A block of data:
▬▬▬▬▬▬
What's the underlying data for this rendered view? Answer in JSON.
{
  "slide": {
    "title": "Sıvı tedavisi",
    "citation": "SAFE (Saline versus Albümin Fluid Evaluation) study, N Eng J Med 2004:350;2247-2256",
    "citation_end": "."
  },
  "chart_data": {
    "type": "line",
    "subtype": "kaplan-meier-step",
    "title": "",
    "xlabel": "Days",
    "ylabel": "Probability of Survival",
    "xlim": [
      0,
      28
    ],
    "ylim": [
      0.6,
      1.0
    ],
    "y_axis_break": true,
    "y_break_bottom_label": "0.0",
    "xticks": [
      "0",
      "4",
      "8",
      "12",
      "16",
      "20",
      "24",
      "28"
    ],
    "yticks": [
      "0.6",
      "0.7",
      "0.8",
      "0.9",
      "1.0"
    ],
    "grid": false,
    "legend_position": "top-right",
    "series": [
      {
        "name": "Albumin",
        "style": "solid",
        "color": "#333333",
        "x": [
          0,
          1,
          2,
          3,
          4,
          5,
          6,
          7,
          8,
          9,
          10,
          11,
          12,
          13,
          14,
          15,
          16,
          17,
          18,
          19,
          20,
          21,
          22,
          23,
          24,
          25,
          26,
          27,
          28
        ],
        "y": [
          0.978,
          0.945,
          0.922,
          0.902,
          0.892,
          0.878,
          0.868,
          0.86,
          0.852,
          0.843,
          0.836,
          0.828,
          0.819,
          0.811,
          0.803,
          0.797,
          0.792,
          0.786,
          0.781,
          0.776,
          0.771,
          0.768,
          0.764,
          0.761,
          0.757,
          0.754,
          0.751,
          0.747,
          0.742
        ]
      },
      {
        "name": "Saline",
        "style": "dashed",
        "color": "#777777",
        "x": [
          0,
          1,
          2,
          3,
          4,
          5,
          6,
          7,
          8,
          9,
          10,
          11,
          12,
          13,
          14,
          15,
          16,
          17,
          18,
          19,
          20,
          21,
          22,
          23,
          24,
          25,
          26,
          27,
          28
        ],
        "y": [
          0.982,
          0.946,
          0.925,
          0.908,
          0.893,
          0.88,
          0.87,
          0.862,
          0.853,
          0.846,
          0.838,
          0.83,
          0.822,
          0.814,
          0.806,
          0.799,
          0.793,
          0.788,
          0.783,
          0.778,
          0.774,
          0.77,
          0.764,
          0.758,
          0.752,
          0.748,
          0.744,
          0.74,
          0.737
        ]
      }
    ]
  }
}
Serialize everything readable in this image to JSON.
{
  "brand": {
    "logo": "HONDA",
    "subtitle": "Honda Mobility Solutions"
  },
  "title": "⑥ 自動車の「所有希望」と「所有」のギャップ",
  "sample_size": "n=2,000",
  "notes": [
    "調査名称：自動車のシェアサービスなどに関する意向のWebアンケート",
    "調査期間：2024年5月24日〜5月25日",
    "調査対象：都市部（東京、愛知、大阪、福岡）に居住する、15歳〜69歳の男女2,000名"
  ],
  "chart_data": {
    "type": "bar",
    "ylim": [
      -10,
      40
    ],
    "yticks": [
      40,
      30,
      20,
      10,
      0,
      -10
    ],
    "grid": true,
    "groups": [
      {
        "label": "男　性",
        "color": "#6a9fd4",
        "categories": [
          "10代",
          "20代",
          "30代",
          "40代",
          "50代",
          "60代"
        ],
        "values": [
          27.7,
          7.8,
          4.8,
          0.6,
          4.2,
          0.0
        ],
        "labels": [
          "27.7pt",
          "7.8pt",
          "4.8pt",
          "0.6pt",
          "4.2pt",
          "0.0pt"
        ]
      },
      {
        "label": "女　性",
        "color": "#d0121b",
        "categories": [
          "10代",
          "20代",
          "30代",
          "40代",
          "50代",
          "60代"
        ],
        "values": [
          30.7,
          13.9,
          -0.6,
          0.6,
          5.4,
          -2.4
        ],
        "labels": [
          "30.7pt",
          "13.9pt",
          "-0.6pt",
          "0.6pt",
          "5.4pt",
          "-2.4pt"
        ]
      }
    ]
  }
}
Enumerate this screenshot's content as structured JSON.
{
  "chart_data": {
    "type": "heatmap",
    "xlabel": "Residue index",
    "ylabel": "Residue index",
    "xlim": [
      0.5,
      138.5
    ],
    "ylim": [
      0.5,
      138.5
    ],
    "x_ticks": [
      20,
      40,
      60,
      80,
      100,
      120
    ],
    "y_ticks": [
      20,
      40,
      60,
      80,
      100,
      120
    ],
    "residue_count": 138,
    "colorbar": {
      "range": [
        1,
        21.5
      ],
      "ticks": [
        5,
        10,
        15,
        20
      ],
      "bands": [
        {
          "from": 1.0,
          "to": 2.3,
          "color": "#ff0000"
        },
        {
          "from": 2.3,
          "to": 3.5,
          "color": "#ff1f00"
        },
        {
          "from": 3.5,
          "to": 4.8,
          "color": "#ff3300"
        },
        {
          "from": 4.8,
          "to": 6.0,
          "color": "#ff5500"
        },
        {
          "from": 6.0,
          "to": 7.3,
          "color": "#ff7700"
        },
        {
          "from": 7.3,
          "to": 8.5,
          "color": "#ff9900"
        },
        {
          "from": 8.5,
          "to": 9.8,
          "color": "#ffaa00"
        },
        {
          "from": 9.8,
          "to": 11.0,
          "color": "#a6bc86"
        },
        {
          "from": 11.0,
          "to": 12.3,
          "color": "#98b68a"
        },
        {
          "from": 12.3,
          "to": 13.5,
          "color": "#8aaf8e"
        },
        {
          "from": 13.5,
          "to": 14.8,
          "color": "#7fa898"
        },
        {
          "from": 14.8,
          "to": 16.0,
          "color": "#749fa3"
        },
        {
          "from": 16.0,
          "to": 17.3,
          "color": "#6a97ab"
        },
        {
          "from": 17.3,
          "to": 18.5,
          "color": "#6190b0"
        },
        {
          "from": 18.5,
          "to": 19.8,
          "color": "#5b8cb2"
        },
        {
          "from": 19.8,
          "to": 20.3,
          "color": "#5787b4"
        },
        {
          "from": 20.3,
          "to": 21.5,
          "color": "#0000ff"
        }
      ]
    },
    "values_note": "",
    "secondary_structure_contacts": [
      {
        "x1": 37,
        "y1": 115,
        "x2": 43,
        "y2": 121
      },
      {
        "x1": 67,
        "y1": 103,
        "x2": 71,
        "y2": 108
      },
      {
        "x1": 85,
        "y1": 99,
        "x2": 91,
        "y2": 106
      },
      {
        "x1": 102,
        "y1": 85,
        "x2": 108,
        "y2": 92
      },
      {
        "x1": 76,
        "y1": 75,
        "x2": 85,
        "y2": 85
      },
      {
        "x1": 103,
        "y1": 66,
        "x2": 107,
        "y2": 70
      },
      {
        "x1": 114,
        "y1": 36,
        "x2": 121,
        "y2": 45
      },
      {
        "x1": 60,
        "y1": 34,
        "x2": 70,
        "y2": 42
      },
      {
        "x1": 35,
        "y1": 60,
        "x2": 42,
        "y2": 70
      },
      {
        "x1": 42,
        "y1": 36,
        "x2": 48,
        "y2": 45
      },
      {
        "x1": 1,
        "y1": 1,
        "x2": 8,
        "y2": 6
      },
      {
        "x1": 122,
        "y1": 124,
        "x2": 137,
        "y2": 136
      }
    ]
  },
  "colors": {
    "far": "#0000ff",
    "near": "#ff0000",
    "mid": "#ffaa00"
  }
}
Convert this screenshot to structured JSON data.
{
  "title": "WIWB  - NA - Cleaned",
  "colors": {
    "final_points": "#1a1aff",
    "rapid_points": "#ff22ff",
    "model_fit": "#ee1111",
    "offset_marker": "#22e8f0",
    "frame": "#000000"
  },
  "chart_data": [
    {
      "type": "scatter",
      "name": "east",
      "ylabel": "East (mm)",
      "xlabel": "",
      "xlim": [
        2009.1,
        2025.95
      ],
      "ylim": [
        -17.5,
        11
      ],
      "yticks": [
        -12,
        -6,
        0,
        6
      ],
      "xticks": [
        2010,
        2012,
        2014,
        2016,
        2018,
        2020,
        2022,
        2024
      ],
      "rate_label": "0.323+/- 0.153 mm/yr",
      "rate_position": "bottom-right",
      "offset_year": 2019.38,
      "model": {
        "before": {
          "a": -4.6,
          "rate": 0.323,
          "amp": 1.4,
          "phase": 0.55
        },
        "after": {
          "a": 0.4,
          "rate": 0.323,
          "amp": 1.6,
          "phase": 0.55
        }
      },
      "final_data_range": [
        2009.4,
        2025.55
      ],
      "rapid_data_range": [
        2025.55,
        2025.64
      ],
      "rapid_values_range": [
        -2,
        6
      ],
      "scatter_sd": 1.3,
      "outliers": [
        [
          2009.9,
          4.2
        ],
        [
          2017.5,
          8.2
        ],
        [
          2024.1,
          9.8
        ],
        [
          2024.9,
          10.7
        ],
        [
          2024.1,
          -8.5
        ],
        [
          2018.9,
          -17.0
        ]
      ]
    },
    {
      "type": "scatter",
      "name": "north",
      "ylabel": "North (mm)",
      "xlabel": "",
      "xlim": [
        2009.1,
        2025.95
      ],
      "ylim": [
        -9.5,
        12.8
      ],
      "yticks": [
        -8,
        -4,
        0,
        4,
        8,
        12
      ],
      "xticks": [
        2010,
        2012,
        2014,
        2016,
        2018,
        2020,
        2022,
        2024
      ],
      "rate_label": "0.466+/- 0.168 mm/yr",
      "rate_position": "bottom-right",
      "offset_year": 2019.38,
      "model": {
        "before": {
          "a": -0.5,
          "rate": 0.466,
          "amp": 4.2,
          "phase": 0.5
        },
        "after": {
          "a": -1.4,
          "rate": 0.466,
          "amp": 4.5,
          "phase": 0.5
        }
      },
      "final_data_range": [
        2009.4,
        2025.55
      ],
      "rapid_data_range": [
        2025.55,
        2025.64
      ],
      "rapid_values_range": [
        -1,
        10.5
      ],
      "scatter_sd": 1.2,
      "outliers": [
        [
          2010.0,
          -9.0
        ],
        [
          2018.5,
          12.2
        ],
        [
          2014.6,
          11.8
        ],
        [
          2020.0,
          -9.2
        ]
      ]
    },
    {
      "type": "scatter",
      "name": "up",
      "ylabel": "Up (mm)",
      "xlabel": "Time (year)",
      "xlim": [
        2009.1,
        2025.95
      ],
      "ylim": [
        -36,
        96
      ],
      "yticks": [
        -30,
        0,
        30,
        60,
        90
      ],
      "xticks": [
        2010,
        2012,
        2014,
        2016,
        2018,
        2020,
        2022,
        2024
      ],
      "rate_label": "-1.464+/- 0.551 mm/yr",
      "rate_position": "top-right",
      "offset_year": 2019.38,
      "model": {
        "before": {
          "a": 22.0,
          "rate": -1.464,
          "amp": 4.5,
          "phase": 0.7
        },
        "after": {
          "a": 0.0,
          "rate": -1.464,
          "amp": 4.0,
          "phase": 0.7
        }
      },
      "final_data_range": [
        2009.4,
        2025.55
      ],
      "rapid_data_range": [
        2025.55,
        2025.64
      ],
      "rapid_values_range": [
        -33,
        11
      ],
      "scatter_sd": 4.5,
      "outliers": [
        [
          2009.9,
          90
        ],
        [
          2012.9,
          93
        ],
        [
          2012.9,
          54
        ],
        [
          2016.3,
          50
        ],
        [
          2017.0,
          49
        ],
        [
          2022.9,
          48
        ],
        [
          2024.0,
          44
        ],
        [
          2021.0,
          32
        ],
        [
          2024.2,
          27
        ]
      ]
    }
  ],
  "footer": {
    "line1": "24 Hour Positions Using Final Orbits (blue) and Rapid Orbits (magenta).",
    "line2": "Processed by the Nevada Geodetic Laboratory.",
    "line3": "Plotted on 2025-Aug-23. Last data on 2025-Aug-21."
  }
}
▬▬▬▬▬▬
- [Written instruction] Which lines in the data above contain "index"? Show each one.

- [The output]
    "xlabel": "Residue index",
    "ylabel": "Residue index",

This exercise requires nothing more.